◆ Short task ◆
Copy out all of the material exactly as presented.

── Records shown

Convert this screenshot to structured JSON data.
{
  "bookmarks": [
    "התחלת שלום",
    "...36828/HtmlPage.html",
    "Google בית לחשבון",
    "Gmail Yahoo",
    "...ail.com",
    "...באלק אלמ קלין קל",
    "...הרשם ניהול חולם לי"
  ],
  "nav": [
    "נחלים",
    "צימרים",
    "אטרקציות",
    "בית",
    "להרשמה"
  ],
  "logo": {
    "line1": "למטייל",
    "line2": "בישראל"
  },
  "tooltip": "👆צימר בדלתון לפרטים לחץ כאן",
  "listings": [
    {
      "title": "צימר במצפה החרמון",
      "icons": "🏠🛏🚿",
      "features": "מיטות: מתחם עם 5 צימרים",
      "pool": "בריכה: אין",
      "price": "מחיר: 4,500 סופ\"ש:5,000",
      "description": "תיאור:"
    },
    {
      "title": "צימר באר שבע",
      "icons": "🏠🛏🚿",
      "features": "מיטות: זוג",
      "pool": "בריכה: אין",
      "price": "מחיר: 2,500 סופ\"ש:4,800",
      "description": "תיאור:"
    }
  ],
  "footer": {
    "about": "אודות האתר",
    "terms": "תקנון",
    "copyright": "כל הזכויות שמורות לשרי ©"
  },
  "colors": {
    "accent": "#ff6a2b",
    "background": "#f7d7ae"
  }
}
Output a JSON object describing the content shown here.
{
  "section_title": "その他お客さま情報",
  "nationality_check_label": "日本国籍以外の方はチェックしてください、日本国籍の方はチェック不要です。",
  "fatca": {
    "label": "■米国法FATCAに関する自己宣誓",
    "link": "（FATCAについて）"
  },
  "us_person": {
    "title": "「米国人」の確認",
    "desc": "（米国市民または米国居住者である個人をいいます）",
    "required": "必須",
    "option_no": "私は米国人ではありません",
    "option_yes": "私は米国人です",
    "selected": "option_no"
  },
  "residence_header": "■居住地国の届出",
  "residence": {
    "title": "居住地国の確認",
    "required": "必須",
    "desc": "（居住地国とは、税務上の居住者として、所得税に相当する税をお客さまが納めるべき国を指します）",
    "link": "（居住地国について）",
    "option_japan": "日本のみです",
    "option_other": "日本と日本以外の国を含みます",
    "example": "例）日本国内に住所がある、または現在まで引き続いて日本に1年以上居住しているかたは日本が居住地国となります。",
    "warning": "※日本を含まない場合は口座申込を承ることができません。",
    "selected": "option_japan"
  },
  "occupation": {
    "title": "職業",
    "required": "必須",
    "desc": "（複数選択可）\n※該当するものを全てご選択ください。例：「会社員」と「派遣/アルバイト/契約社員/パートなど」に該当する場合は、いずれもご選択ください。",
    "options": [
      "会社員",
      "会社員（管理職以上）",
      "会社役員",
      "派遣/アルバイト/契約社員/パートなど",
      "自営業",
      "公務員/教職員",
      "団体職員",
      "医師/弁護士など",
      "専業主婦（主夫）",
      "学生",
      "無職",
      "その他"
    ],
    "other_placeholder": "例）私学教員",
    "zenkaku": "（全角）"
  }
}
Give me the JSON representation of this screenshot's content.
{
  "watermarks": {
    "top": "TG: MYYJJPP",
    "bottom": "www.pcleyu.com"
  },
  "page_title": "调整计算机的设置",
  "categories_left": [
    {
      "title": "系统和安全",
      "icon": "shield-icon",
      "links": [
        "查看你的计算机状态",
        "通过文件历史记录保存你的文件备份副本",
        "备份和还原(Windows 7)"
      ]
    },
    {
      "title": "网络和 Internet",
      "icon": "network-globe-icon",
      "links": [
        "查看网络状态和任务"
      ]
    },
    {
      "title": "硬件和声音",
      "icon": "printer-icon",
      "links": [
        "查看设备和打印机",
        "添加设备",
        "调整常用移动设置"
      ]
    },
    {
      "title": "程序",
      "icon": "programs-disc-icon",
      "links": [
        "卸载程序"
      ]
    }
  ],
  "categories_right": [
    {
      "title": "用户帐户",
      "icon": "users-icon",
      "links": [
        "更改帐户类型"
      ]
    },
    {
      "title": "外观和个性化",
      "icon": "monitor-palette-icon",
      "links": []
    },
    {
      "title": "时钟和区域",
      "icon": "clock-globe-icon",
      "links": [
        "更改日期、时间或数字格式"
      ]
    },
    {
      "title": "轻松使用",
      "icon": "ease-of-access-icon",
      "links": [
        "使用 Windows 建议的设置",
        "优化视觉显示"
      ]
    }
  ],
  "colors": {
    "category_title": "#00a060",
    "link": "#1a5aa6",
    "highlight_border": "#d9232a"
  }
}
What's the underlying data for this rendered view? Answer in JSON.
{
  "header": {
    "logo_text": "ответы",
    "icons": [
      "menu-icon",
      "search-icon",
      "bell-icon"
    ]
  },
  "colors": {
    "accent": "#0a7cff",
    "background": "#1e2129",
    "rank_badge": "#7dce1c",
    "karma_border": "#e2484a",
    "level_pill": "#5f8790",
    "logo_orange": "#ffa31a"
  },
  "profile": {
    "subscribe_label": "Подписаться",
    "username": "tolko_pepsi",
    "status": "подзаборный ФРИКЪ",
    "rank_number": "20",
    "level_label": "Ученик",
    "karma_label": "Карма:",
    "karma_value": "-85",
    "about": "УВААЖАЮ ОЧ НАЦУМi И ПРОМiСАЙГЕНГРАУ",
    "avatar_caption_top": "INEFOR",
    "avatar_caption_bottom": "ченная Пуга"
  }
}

────

◆ Solved problem ◆
Convert this screenshot to structured JSON data.
{
  "bookmarks": [
    "התחלת שלום",
    "...36828/HtmlPage.html",
    "Google בית לחשבון",
    "Gmail Yahoo",
    "...ail.com",
    "...באלק אלמ קלין קל",
    "...הרשם ניהול חולם לי"
  ],
  "nav": [
    "נחלים",
    "צימרים",
    "אטרקציות",
    "בית",
    "להרשמה"
  ],
  "logo": {
    "line1": "למטייל",
    "line2": "בישראל"
  },
  "tooltip": "👆צימר בדלתון לפרטים לחץ כאן",
  "listings": [
    {
      "title": "צימר במצפה החרמון",
      "icons": "🏠🛏🚿",
      "features": "מיטות: מתחם עם 5 צימרים",
      "pool": "בריכה: אין",
      "price": "מחיר: 4,500 סופ\"ש:5,000",
      "description": "תיאור:"
    },
    {
      "title": "צימר באר שבע",
      "icons": "🏠🛏🚿",
      "features": "מיטות: זוג",
      "pool": "בריכה: אין",
      "price": "מחיר: 2,500 סופ\"ש:4,800",
      "description": "תיאור:"
    }
  ],
  "footer": {
    "about": "אודות האתר",
    "terms": "תקנון",
    "copyright": "כל הזכויות שמורות לשרי ©"
  },
  "colors": {
    "accent": "#ff6a2b",
    "background": "#f7d7ae"
  }
}
Output a JSON object describing the content shown here.
{
  "section_title": "その他お客さま情報",
  "nationality_check_label": "日本国籍以外の方はチェックしてください、日本国籍の方はチェック不要です。",
  "fatca": {
    "label": "■米国法FATCAに関する自己宣誓",
    "link": "（FATCAについて）"
  },
  "us_person": {
    "title": "「米国人」の確認",
    "desc": "（米国市民または米国居住者である個人をいいます）",
    "required": "必須",
    "option_no": "私は米国人ではありません",
    "option_yes": "私は米国人です",
    "selected": "option_no"
  },
  "residence_header": "■居住地国の届出",
  "residence": {
    "title": "居住地国の確認",
    "required": "必須",
    "desc": "（居住地国とは、税務上の居住者として、所得税に相当する税をお客さまが納めるべき国を指します）",
    "link": "（居住地国について）",
    "option_japan": "日本のみです",
    "option_other": "日本と日本以外の国を含みます",
    "example": "例）日本国内に住所がある、または現在まで引き続いて日本に1年以上居住しているかたは日本が居住地国となります。",
    "warning": "※日本を含まない場合は口座申込を承ることができません。",
    "selected": "option_japan"
  },
  "occupation": {
    "title": "職業",
    "required": "必須",
    "desc": "（複数選択可）\n※該当するものを全てご選択ください。例：「会社員」と「派遣/アルバイト/契約社員/パートなど」に該当する場合は、いずれもご選択ください。",
    "options": [
      "会社員",
      "会社員（管理職以上）",
      "会社役員",
      "派遣/アルバイト/契約社員/パートなど",
      "自営業",
      "公務員/教職員",
      "団体職員",
      "医師/弁護士など",
      "専業主婦（主夫）",
      "学生",
      "無職",
      "その他"
    ],
    "other_placeholder": "例）私学教員",
    "zenkaku": "（全角）"
  }
}
Give me the JSON representation of this screenshot's content.
{
  "watermarks": {
    "top": "TG: MYYJJPP",
    "bottom": "www.pcleyu.com"
  },
  "page_title": "调整计算机的设置",
  "categories_left": [
    {
      "title": "系统和安全",
      "icon": "shield-icon",
      "links": [
        "查看你的计算机状态",
        "通过文件历史记录保存你的文件备份副本",
        "备份和还原(Windows 7)"
      ]
    },
    {
      "title": "网络和 Internet",
      "icon": "network-globe-icon",
      "links": [
        "查看网络状态和任务"
      ]
    },
    {
      "title": "硬件和声音",
      "icon": "printer-icon",
      "links": [
        "查看设备和打印机",
        "添加设备",
        "调整常用移动设置"
      ]
    },
    {
      "title": "程序",
      "icon": "programs-disc-icon",
      "links": [
        "卸载程序"
      ]
    }
  ],
  "categories_right": [
    {
      "title": "用户帐户",
      "icon": "users-icon",
      "links": [
        "更改帐户类型"
      ]
    },
    {
      "title": "外观和个性化",
      "icon": "monitor-palette-icon",
      "links": []
    },
    {
      "title": "时钟和区域",
      "icon": "clock-globe-icon",
      "links": [
        "更改日期、时间或数字格式"
      ]
    },
    {
      "title": "轻松使用",
      "icon": "ease-of-access-icon",
      "links": [
        "使用 Windows 建议的设置",
        "优化视觉显示"
      ]
    }
  ],
  "colors": {
    "category_title": "#00a060",
    "link": "#1a5aa6",
    "highlight_border": "#d9232a"
  }
}
What's the underlying data for this rendered view? Answer in JSON.
{
  "header": {
    "logo_text": "ответы",
    "icons": [
      "menu-icon",
      "search-icon",
      "bell-icon"
    ]
  },
  "colors": {
    "accent": "#0a7cff",
    "background": "#1e2129",
    "rank_badge": "#7dce1c",
    "karma_border": "#e2484a",
    "level_pill": "#5f8790",
    "logo_orange": "#ffa31a"
  },
  "profile": {
    "subscribe_label": "Подписаться",
    "username": "tolko_pepsi",
    "status": "подзаборный ФРИКЪ",
    "rank_number": "20",
    "level_label": "Ученик",
    "karma_label": "Карма:",
    "karma_value": "-85",
    "about": "УВААЖАЮ ОЧ НАЦУМi И ПРОМiСАЙГЕНГРАУ",
    "avatar_caption_top": "INEFOR",
    "avatar_caption_bottom": "ченная Пуга"
  }
}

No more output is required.